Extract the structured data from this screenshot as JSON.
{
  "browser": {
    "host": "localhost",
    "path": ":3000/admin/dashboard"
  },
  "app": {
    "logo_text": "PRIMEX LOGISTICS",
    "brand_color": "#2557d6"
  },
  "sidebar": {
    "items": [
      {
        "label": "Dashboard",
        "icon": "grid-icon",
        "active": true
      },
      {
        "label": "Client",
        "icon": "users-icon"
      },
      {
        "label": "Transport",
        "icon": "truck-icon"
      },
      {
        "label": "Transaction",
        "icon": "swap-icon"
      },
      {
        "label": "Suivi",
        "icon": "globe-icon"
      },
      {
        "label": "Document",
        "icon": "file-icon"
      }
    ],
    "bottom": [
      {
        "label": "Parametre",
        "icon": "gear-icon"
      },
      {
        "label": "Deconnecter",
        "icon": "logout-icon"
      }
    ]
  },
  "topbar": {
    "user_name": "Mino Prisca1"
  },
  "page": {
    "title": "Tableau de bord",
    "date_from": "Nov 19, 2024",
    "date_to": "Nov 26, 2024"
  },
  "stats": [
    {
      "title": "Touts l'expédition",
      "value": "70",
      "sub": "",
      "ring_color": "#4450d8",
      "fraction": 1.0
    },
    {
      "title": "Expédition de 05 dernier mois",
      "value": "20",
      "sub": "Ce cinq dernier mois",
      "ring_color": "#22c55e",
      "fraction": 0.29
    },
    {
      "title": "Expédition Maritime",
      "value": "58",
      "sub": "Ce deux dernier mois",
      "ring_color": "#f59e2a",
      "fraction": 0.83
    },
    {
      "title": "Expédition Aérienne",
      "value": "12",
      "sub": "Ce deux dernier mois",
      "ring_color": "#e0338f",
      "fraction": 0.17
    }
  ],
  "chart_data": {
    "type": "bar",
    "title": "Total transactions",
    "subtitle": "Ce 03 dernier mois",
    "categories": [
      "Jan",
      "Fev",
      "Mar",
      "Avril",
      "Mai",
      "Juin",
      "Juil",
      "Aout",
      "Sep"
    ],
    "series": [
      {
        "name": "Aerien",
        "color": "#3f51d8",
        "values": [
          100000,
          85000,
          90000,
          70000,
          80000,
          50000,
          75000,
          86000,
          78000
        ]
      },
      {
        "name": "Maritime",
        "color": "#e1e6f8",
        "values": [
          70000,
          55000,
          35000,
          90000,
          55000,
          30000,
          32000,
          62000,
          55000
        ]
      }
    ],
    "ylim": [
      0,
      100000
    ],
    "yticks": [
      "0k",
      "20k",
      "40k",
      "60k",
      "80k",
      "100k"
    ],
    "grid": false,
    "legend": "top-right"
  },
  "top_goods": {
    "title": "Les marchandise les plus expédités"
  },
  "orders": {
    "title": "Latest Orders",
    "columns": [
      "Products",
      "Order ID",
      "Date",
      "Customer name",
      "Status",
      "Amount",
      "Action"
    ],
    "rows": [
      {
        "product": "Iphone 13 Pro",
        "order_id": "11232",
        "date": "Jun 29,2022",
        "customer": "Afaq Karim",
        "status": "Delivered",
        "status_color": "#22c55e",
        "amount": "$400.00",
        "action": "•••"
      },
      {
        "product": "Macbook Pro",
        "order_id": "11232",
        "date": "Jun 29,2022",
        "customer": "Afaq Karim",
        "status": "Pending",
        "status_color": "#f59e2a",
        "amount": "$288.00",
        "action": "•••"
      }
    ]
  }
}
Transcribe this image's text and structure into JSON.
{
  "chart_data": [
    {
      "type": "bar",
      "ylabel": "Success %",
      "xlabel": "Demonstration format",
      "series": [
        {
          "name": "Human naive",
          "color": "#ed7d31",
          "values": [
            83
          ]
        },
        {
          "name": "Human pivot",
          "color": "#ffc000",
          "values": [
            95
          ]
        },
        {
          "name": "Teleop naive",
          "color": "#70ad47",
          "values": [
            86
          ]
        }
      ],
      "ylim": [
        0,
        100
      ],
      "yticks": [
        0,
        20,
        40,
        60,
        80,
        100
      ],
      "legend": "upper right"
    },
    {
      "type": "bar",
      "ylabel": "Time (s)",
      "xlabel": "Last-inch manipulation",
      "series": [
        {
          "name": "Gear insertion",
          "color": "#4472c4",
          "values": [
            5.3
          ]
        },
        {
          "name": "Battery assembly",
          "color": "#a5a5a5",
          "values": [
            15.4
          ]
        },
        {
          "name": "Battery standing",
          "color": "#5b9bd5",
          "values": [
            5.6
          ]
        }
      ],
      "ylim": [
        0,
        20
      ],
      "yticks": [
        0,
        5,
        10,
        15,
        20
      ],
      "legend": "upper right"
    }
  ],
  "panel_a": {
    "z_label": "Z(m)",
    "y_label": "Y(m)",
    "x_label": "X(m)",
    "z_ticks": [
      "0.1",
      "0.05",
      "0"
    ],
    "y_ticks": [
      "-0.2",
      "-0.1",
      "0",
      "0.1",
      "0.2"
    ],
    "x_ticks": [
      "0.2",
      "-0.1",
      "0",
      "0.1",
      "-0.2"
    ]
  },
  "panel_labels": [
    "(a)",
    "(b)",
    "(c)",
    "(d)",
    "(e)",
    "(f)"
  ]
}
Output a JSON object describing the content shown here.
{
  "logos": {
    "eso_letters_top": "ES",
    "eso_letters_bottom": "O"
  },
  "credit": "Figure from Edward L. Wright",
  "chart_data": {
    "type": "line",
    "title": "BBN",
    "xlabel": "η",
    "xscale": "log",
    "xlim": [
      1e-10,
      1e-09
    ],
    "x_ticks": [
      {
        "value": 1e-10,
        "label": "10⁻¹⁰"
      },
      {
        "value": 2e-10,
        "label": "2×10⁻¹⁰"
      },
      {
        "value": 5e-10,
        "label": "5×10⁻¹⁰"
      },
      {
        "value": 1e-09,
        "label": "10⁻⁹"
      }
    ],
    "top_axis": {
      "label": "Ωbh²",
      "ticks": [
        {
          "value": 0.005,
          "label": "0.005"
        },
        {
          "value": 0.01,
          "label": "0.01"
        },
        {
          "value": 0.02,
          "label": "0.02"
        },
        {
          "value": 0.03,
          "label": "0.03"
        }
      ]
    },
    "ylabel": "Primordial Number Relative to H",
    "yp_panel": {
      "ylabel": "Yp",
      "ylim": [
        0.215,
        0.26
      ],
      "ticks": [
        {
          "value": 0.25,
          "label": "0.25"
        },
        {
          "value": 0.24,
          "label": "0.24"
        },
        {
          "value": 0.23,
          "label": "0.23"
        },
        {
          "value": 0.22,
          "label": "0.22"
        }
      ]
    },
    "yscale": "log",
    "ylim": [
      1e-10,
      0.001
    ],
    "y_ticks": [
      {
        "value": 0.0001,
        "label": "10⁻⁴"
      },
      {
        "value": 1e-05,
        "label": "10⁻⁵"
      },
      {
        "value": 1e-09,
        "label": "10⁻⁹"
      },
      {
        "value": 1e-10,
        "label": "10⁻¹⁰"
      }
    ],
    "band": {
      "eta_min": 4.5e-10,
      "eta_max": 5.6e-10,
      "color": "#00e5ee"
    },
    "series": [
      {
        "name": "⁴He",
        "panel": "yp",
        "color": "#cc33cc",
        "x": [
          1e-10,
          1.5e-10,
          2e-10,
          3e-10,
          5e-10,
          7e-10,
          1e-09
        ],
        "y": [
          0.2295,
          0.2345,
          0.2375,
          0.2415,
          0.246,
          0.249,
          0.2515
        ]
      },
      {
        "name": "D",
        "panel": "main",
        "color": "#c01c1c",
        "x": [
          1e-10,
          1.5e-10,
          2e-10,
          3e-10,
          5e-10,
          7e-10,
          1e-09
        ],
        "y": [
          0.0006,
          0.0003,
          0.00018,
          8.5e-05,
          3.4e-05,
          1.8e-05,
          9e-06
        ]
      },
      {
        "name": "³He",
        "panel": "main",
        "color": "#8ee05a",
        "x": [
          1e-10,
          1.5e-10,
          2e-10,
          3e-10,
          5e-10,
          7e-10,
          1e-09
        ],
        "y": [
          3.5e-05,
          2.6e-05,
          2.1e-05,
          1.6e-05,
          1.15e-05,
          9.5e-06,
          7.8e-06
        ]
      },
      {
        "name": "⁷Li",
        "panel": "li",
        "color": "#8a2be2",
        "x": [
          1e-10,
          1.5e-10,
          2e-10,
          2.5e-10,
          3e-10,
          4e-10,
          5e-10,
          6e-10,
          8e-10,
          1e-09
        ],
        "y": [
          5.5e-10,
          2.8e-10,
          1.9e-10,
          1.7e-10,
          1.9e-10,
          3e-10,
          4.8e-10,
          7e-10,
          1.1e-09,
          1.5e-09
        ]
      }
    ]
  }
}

◇ ◇ ◇ ◇ ◇ ◇ ◇

_WRITTEN REQUEST_: Copy every line above that includes the string "JSON".

_EXERCISE ANSWER_:
Extract the structured data from this screenshot as JSON.
Transcribe this image's text and structure into JSON.
Output a JSON object describing the content shown here.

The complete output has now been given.